- **Your task**:
Exactly reproduce each entry, leaving out nothing.

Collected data
▼

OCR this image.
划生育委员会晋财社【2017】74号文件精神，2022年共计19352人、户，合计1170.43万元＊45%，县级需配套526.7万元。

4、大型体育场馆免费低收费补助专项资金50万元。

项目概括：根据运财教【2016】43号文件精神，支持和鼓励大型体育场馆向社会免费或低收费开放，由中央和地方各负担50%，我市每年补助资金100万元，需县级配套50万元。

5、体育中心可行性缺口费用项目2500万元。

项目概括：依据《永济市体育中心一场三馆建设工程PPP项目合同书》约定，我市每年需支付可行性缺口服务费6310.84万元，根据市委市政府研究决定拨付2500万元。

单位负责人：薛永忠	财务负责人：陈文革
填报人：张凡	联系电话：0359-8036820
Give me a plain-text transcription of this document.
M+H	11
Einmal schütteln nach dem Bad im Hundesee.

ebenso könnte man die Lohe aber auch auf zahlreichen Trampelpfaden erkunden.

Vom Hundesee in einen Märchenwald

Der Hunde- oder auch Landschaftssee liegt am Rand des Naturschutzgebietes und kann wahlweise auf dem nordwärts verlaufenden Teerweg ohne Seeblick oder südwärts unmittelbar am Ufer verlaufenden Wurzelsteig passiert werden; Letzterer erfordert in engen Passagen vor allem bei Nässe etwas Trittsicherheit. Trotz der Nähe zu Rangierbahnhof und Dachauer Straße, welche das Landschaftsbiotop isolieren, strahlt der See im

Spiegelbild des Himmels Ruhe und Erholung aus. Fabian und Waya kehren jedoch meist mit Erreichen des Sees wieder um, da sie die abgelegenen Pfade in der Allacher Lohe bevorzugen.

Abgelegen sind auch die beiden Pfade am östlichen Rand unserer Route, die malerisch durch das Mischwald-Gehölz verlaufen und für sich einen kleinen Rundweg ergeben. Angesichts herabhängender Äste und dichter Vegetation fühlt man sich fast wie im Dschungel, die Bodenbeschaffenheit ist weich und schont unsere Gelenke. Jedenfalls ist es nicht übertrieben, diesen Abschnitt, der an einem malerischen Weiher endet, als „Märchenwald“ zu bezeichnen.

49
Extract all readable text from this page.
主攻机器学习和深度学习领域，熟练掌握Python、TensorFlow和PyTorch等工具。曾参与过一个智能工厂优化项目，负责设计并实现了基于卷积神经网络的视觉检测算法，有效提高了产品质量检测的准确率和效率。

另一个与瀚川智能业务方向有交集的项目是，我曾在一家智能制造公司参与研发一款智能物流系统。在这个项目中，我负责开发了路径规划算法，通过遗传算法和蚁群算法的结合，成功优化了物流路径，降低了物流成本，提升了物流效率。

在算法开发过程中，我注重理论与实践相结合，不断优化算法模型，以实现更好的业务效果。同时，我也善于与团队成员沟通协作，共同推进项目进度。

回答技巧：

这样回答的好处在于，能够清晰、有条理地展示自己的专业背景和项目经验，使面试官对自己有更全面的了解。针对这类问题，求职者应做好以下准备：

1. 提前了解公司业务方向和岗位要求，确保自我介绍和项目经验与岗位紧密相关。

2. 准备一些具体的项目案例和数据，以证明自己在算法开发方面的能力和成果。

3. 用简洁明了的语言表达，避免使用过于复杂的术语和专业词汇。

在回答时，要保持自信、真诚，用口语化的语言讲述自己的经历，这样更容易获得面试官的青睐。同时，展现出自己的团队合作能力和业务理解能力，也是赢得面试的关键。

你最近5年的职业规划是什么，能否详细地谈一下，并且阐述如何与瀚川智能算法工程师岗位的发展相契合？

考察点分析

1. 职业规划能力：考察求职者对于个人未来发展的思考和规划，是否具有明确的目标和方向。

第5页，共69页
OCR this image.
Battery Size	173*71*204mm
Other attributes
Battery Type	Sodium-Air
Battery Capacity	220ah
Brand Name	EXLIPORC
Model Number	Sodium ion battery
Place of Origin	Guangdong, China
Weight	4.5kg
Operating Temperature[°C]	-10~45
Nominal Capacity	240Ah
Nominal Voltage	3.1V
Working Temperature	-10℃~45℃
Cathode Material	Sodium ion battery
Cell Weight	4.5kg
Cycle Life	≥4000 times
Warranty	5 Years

▲

- **Answer to this exercise**:
OCR this image.
划生育委员会晋财社【2017】74号文件精神，2022年共计19352人、户，合计1170.43万元＊45%，县级需配套526.7万元。

4、大型体育场馆免费低收费补助专项资金50万元。

项目概括：根据运财教【2016】43号文件精神，支持和鼓励大型体育场馆向社会免费或低收费开放，由中央和地方各负担50%，我市每年补助资金100万元，需县级配套50万元。

5、体育中心可行性缺口费用项目2500万元。

项目概括：依据《永济市体育中心一场三馆建设工程PPP项目合同书》约定，我市每年需支付可行性缺口服务费6310.84万元，根据市委市政府研究决定拨付2500万元。

单位负责人：薛永忠	财务负责人：陈文革
填报人：张凡	联系电话：0359-8036820
Give me a plain-text transcription of this document.
M+H	11
Einmal schütteln nach dem Bad im Hundesee.

ebenso könnte man die Lohe aber auch auf zahlreichen Trampelpfaden erkunden.

Vom Hundesee in einen Märchenwald

Der Hunde- oder auch Landschaftssee liegt am Rand des Naturschutzgebietes und kann wahlweise auf dem nordwärts verlaufenden Teerweg ohne Seeblick oder südwärts unmittelbar am Ufer verlaufenden Wurzelsteig passiert werden; Letzterer erfordert in engen Passagen vor allem bei Nässe etwas Trittsicherheit. Trotz der Nähe zu Rangierbahnhof und Dachauer Straße, welche das Landschaftsbiotop isolieren, strahlt der See im

Spiegelbild des Himmels Ruhe und Erholung aus. Fabian und Waya kehren jedoch meist mit Erreichen des Sees wieder um, da sie die abgelegenen Pfade in der Allacher Lohe bevorzugen.

Abgelegen sind auch die beiden Pfade am östlichen Rand unserer Route, die malerisch durch das Mischwald-Gehölz verlaufen und für sich einen kleinen Rundweg ergeben. Angesichts herabhängender Äste und dichter Vegetation fühlt man sich fast wie im Dschungel, die Bodenbeschaffenheit ist weich und schont unsere Gelenke. Jedenfalls ist es nicht übertrieben, diesen Abschnitt, der an einem malerischen Weiher endet, als „Märchenwald“ zu bezeichnen.

49
Extract all readable text from this page.
主攻机器学习和深度学习领域，熟练掌握Python、TensorFlow和PyTorch等工具。曾参与过一个智能工厂优化项目，负责设计并实现了基于卷积神经网络的视觉检测算法，有效提高了产品质量检测的准确率和效率。

另一个与瀚川智能业务方向有交集的项目是，我曾在一家智能制造公司参与研发一款智能物流系统。在这个项目中，我负责开发了路径规划算法，通过遗传算法和蚁群算法的结合，成功优化了物流路径，降低了物流成本，提升了物流效率。

在算法开发过程中，我注重理论与实践相结合，不断优化算法模型，以实现更好的业务效果。同时，我也善于与团队成员沟通协作，共同推进项目进度。

回答技巧：

这样回答的好处在于，能够清晰、有条理地展示自己的专业背景和项目经验，使面试官对自己有更全面的了解。针对这类问题，求职者应做好以下准备：

1. 提前了解公司业务方向和岗位要求，确保自我介绍和项目经验与岗位紧密相关。

2. 准备一些具体的项目案例和数据，以证明自己在算法开发方面的能力和成果。

3. 用简洁明了的语言表达，避免使用过于复杂的术语和专业词汇。

在回答时，要保持自信、真诚，用口语化的语言讲述自己的经历，这样更容易获得面试官的青睐。同时，展现出自己的团队合作能力和业务理解能力，也是赢得面试的关键。

你最近5年的职业规划是什么，能否详细地谈一下，并且阐述如何与瀚川智能算法工程师岗位的发展相契合？

考察点分析

1. 职业规划能力：考察求职者对于个人未来发展的思考和规划，是否具有明确的目标和方向。

第5页，共69页
OCR this image.
Battery Size	173*71*204mm
Other attributes
Battery Type	Sodium-Air
Battery Capacity	220ah
Brand Name	EXLIPORC
Model Number	Sodium ion battery
Place of Origin	Guangdong, China
Weight	4.5kg
Operating Temperature[°C]	-10~45
Nominal Capacity	240Ah
Nominal Voltage	3.1V
Working Temperature	-10℃~45℃
Cathode Material	Sodium ion battery
Cell Weight	4.5kg
Cycle Life	≥4000 times
Warranty	5 Years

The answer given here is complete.